## PROBLEM STATEMENT
Write out the whole listing, matching it exactly.
━━━━━━
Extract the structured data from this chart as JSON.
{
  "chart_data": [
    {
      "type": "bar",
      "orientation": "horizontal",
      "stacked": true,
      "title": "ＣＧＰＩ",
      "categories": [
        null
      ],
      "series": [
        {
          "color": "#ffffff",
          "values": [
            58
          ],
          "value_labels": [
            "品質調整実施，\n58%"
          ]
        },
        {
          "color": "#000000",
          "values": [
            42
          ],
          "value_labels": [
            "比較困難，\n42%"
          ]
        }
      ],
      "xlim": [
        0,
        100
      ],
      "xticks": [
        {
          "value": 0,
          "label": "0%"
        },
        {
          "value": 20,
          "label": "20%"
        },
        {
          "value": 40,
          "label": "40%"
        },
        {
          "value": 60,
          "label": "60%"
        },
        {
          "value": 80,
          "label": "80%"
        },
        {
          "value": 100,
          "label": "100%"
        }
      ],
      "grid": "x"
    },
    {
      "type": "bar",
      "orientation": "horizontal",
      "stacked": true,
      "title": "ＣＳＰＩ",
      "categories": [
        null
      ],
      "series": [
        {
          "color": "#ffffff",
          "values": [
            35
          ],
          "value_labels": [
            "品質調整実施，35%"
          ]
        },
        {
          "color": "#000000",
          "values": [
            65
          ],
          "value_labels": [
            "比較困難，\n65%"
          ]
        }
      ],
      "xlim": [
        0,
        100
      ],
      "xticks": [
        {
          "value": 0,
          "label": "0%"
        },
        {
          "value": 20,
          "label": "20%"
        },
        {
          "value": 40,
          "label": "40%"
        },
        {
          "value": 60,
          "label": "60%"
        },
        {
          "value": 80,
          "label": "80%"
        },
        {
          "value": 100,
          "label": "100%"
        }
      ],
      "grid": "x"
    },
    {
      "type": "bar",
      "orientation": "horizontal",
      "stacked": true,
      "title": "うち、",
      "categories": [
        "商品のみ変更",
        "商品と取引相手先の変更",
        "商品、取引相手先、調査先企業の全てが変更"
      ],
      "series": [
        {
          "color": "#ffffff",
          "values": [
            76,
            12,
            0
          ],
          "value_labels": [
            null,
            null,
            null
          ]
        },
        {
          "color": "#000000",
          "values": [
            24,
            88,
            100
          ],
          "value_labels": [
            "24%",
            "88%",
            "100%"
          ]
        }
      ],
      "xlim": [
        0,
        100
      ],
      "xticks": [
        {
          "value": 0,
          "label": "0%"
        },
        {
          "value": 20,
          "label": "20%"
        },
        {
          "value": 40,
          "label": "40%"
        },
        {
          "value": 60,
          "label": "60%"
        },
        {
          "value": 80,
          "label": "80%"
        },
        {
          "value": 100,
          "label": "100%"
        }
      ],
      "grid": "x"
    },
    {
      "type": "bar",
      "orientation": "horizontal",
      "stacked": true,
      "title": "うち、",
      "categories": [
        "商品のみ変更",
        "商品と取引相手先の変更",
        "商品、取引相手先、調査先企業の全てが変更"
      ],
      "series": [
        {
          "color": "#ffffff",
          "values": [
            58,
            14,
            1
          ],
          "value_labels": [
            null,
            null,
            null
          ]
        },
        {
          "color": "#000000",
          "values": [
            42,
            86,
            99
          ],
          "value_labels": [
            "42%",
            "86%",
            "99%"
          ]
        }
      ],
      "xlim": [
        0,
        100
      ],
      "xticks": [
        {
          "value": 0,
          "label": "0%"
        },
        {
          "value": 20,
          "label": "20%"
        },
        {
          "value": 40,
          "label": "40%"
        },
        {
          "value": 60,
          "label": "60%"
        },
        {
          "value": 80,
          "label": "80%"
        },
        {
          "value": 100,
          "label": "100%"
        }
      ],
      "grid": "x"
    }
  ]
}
━━━━━━
## OUTPUT OF THE TASK
Extract the structured data from this chart as JSON.
{
  "chart_data": [
    {
      "type": "bar",
      "orientation": "horizontal",
      "stacked": true,
      "title": "ＣＧＰＩ",
      "categories": [
        null
      ],
      "series": [
        {
          "color": "#ffffff",
          "values": [
            58
          ],
          "value_labels": [
            "品質調整実施，\n58%"
          ]
        },
        {
          "color": "#000000",
          "values": [
            42
          ],
          "value_labels": [
            "比較困難，\n42%"
          ]
        }
      ],
      "xlim": [
        0,
        100
      ],
      "xticks": [
        {
          "value": 0,
          "label": "0%"
        },
        {
          "value": 20,
          "label": "20%"
        },
        {
          "value": 40,
          "label": "40%"
        },
        {
          "value": 60,
          "label": "60%"
        },
        {
          "value": 80,
          "label": "80%"
        },
        {
          "value": 100,
          "label": "100%"
        }
      ],
      "grid": "x"
    },
    {
      "type": "bar",
      "orientation": "horizontal",
      "stacked": true,
      "title": "ＣＳＰＩ",
      "categories": [
        null
      ],
      "series": [
        {
          "color": "#ffffff",
          "values": [
            35
          ],
          "value_labels": [
            "品質調整実施，35%"
          ]
        },
        {
          "color": "#000000",
          "values": [
            65
          ],
          "value_labels": [
            "比較困難，\n65%"
          ]
        }
      ],
      "xlim": [
        0,
        100
      ],
      "xticks": [
        {
          "value": 0,
          "label": "0%"
        },
        {
          "value": 20,
          "label": "20%"
        },
        {
          "value": 40,
          "label": "40%"
        },
        {
          "value": 60,
          "label": "60%"
        },
        {
          "value": 80,
          "label": "80%"
        },
        {
          "value": 100,
          "label": "100%"
        }
      ],
      "grid": "x"
    },
    {
      "type": "bar",
      "orientation": "horizontal",
      "stacked": true,
      "title": "うち、",
      "categories": [
        "商品のみ変更",
        "商品と取引相手先の変更",
        "商品、取引相手先、調査先企業の全てが変更"
      ],
      "series": [
        {
          "color": "#ffffff",
          "values": [
            76,
            12,
            0
          ],
          "value_labels": [
            null,
            null,
            null
          ]
        },
        {
          "color": "#000000",
          "values": [
            24,
            88,
            100
          ],
          "value_labels": [
            "24%",
            "88%",
            "100%"
          ]
        }
      ],
      "xlim": [
        0,
        100
      ],
      "xticks": [
        {
          "value": 0,
          "label": "0%"
        },
        {
          "value": 20,
          "label": "20%"
        },
        {
          "value": 40,
          "label": "40%"
        },
        {
          "value": 60,
          "label": "60%"
        },
        {
          "value": 80,
          "label": "80%"
        },
        {
          "value": 100,
          "label": "100%"
        }
      ],
      "grid": "x"
    },
    {
      "type": "bar",
      "orientation": "horizontal",
      "stacked": true,
      "title": "うち、",
      "categories": [
        "商品のみ変更",
        "商品と取引相手先の変更",
        "商品、取引相手先、調査先企業の全てが変更"
      ],
      "series": [
        {
          "color": "#ffffff",
          "values": [
            58,
            14,
            1
          ],
          "value_labels": [
            null,
            null,
            null
          ]
        },
        {
          "color": "#000000",
          "values": [
            42,
            86,
            99
          ],
          "value_labels": [
            "42%",
            "86%",
            "99%"
          ]
        }
      ],
      "xlim": [
        0,
        100
      ],
      "xticks": [
        {
          "value": 0,
          "label": "0%"
        },
        {
          "value": 20,
          "label": "20%"
        },
        {
          "value": 40,
          "label": "40%"
        },
        {
          "value": 60,
          "label": "60%"
        },
        {
          "value": 80,
          "label": "80%"
        },
        {
          "value": 100,
          "label": "100%"
        }
      ],
      "grid": "x"
    }
  ]
}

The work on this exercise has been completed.